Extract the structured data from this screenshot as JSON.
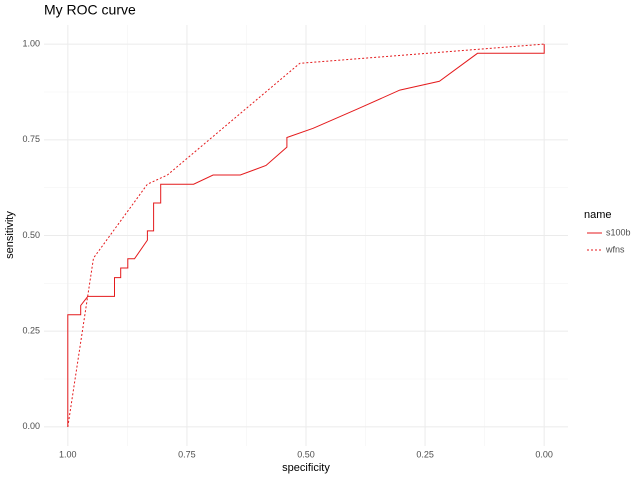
{
  "chart_data": {
    "type": "line",
    "title": "My ROC curve",
    "x_label": "specificity",
    "y_label": "sensitivity",
    "xlim": [
      1.05,
      -0.05
    ],
    "ylim": [
      -0.05,
      1.05
    ],
    "xticks": [
      {
        "value": 1,
        "label": "1.00"
      },
      0.75,
      {
        "value": 0.5,
        "label": "0.50"
      },
      0.25,
      {
        "value": 0,
        "label": "0.00"
      }
    ],
    "yticks": [
      {
        "value": 0,
        "label": "0.00"
      },
      0.25,
      {
        "value": 0.5,
        "label": "0.50"
      },
      0.75,
      {
        "value": 1,
        "label": "1.00"
      }
    ],
    "xminor": [
      0.875,
      0.625,
      0.375,
      0.125
    ],
    "yminor": [
      0.125,
      0.375,
      0.625,
      0.875
    ],
    "grid": true,
    "legend_title": "name",
    "legend_position": "right",
    "series": [
      {
        "name": "s100b",
        "color": "#e41a1c",
        "dash": "solid",
        "x": [
          1,
          1,
          0.973,
          0.973,
          0.958,
          0.902,
          0.902,
          0.889,
          0.889,
          0.874,
          0.874,
          0.86,
          0.833,
          0.833,
          0.82,
          0.82,
          0.805,
          0.805,
          0.736,
          0.695,
          0.638,
          0.584,
          0.54,
          0.54,
          0.485,
          0.393,
          0.303,
          0.22,
          0.14,
          0,
          0
        ],
        "values": [
          0,
          0.293,
          0.293,
          0.317,
          0.341,
          0.341,
          0.39,
          0.39,
          0.415,
          0.415,
          0.439,
          0.439,
          0.488,
          0.512,
          0.512,
          0.585,
          0.585,
          0.634,
          0.634,
          0.658,
          0.658,
          0.683,
          0.731,
          0.756,
          0.78,
          0.83,
          0.88,
          0.903,
          0.976,
          0.976,
          1
        ]
      },
      {
        "name": "wfns",
        "color": "#e41a1c",
        "dash": "dotted",
        "x": [
          1,
          0.946,
          0.833,
          0.791,
          0.513,
          0
        ],
        "values": [
          0,
          0.441,
          0.634,
          0.658,
          0.95,
          1
        ]
      }
    ]
  }
}
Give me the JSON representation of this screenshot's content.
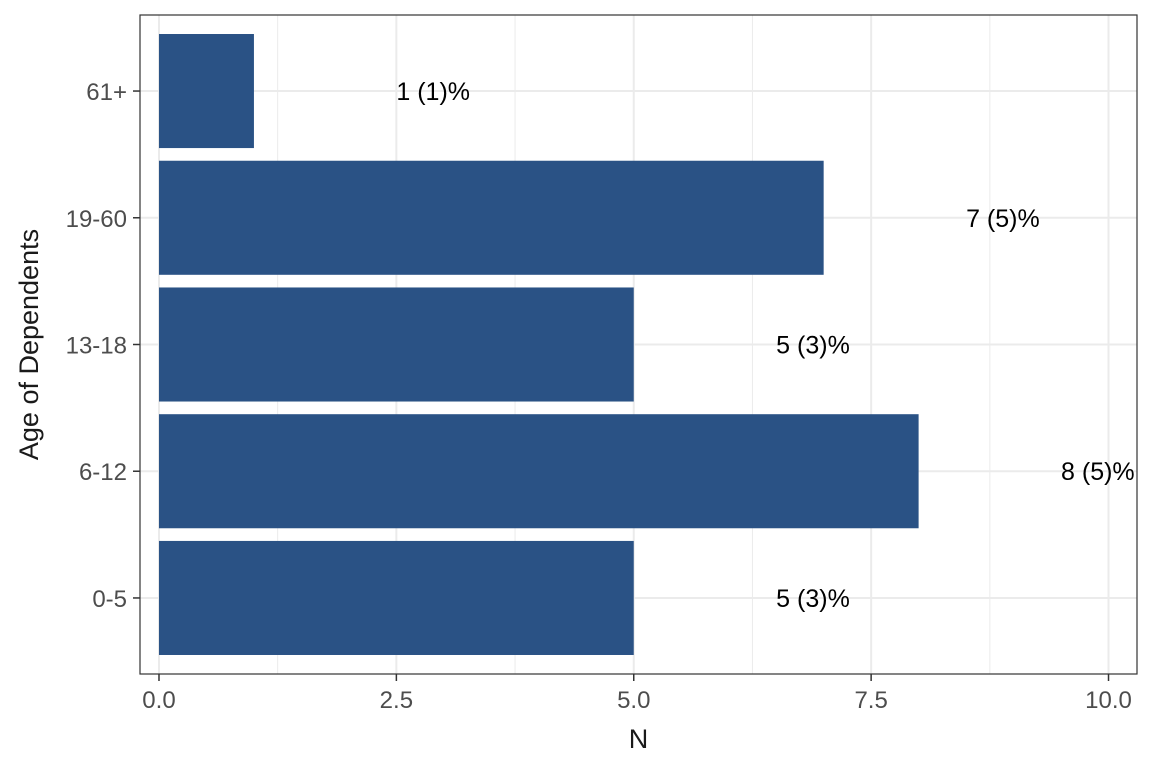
{
  "chart_data": {
    "type": "bar",
    "orientation": "horizontal",
    "categories": [
      "0-5",
      "6-12",
      "13-18",
      "19-60",
      "61+"
    ],
    "values": [
      5,
      8,
      5,
      7,
      1
    ],
    "data_labels": [
      "5 (3)%",
      "8 (5)%",
      "5 (3)%",
      "7 (5)%",
      "1 (1)%"
    ],
    "xlabel": "N",
    "ylabel": "Age of Dependents",
    "xlim": [
      -0.2,
      10.3
    ],
    "x_ticks": [
      0,
      2.5,
      5,
      7.5,
      10
    ],
    "x_tick_labels": [
      "0.0",
      "2.5",
      "5.0",
      "7.5",
      "10.0"
    ],
    "grid": true,
    "bar_color": "#2a5285",
    "grid_color": "#ebebeb",
    "panel_border_color": "#333333"
  }
}
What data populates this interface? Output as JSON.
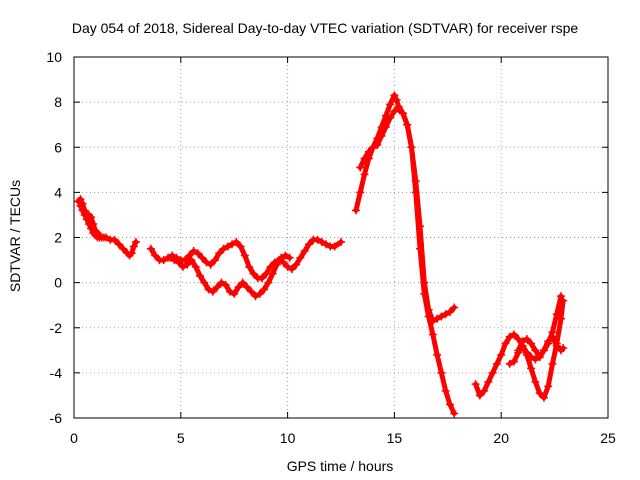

☆ ☆ ☆

Task requirements> Count every line in the preceding entries where the string "JSON" appears, then state only the total.

Correct output> 3